**Task description:** Copy the lines below without any changes, from the line containing "data-point-virginica: [566, 271, 586, 291]" through the line containing "data-point-virginica: [642, 69, 662, 89]", including both of those lines.

**Data shown:**
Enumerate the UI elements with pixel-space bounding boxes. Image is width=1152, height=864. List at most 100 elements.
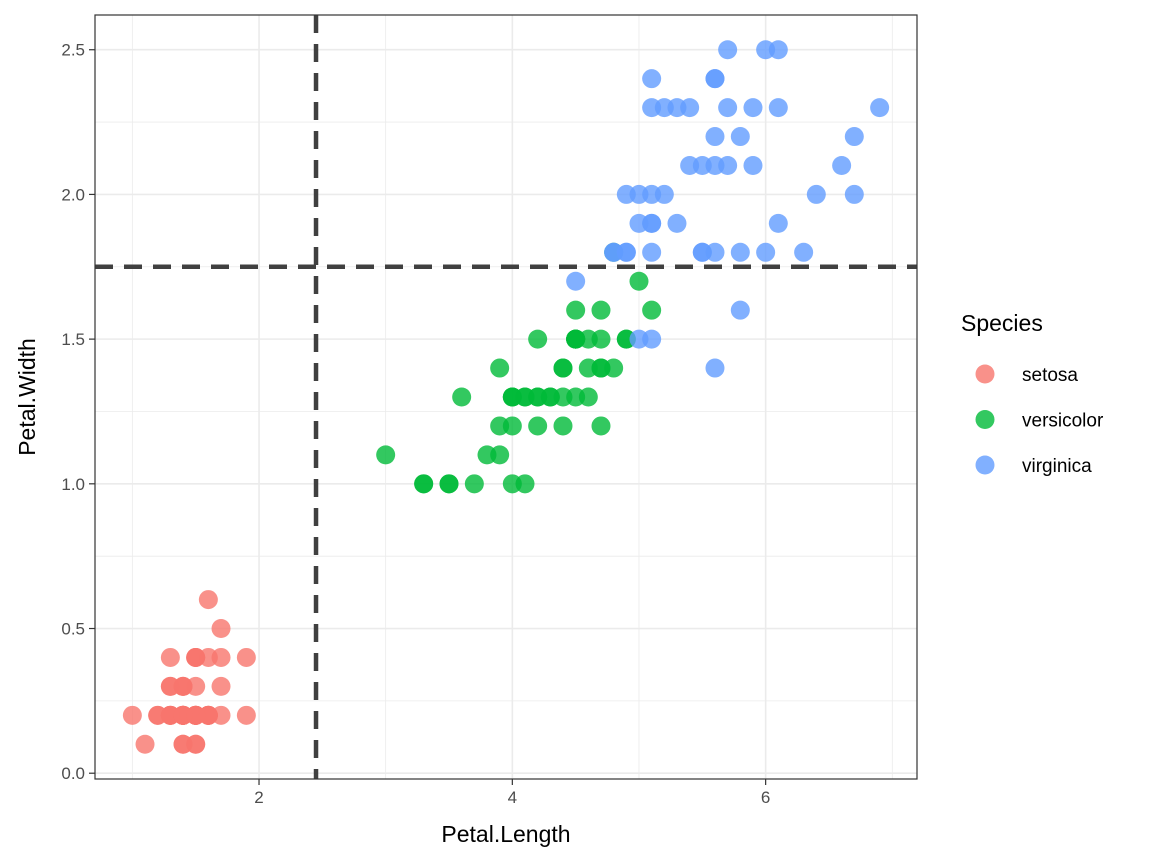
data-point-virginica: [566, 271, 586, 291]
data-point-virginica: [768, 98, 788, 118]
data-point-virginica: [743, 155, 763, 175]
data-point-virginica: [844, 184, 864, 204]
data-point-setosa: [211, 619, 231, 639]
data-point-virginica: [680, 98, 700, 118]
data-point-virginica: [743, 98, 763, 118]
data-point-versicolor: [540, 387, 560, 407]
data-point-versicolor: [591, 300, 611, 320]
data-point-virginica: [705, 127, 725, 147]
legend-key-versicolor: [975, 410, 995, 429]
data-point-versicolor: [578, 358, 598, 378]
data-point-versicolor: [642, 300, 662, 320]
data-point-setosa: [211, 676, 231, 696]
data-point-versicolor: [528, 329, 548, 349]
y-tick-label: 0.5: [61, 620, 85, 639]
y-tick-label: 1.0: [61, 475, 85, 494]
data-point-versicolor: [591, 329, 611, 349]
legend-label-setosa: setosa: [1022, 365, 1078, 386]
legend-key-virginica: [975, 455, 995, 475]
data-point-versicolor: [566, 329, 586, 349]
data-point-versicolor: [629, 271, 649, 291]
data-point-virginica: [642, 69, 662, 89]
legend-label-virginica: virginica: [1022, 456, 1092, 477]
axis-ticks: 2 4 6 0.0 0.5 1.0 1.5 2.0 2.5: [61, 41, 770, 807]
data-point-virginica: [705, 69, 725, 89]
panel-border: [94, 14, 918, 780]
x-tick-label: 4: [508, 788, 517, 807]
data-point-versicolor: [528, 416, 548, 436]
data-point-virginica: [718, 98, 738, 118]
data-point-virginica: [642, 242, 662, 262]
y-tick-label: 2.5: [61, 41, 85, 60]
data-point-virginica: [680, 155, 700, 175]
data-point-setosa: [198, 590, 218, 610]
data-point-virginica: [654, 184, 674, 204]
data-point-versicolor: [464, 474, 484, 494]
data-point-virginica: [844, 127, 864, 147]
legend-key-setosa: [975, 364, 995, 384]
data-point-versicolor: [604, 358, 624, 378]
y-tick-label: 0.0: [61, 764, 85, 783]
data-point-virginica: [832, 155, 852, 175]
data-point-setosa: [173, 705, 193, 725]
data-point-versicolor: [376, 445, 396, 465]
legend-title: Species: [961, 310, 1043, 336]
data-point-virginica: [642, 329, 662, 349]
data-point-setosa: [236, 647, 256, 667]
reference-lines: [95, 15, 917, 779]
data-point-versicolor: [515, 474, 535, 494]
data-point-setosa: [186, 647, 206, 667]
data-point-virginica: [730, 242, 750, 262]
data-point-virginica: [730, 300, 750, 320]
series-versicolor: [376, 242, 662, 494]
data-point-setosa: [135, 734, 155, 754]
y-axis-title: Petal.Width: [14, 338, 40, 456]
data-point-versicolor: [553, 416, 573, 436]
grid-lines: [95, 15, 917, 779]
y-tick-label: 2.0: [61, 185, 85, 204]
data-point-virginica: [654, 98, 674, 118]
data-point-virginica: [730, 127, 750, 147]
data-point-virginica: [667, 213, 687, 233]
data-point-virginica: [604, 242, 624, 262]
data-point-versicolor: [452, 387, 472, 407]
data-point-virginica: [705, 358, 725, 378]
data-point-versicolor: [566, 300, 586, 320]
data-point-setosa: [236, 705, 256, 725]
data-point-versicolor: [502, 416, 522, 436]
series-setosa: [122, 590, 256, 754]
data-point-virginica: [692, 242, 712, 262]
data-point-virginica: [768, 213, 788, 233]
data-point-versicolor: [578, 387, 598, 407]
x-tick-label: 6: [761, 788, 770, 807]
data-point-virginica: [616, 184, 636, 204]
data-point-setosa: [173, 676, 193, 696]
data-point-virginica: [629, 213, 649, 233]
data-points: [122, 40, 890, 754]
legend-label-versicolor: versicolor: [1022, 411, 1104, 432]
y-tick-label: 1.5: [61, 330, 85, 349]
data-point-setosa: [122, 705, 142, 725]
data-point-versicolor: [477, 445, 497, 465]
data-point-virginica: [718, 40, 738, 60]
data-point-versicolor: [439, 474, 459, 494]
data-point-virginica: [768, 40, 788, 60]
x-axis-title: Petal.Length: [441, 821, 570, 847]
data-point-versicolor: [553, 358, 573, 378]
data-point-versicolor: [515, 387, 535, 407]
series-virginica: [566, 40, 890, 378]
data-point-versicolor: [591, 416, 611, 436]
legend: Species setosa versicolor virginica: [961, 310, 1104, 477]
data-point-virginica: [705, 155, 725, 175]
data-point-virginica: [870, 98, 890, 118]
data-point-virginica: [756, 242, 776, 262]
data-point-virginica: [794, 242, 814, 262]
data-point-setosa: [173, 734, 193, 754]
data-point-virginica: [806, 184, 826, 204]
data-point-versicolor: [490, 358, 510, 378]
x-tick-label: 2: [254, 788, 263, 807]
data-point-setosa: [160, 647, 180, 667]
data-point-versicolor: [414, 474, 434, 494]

**Exercise output:**
data-point-virginica: [566, 271, 586, 291]
data-point-virginica: [768, 98, 788, 118]
data-point-virginica: [743, 155, 763, 175]
data-point-virginica: [844, 184, 864, 204]
data-point-setosa: [211, 619, 231, 639]
data-point-virginica: [680, 98, 700, 118]
data-point-virginica: [743, 98, 763, 118]
data-point-versicolor: [540, 387, 560, 407]
data-point-versicolor: [591, 300, 611, 320]
data-point-virginica: [705, 127, 725, 147]
legend-key-versicolor: [975, 410, 995, 429]
data-point-versicolor: [578, 358, 598, 378]
data-point-versicolor: [642, 300, 662, 320]
data-point-setosa: [211, 676, 231, 696]
data-point-versicolor: [528, 329, 548, 349]
y-tick-label: 0.5: [61, 620, 85, 639]
y-tick-label: 1.0: [61, 475, 85, 494]
data-point-versicolor: [591, 329, 611, 349]
legend-label-setosa: setosa: [1022, 365, 1078, 386]
legend-key-virginica: [975, 455, 995, 475]
data-point-versicolor: [566, 329, 586, 349]
data-point-versicolor: [629, 271, 649, 291]
data-point-virginica: [642, 69, 662, 89]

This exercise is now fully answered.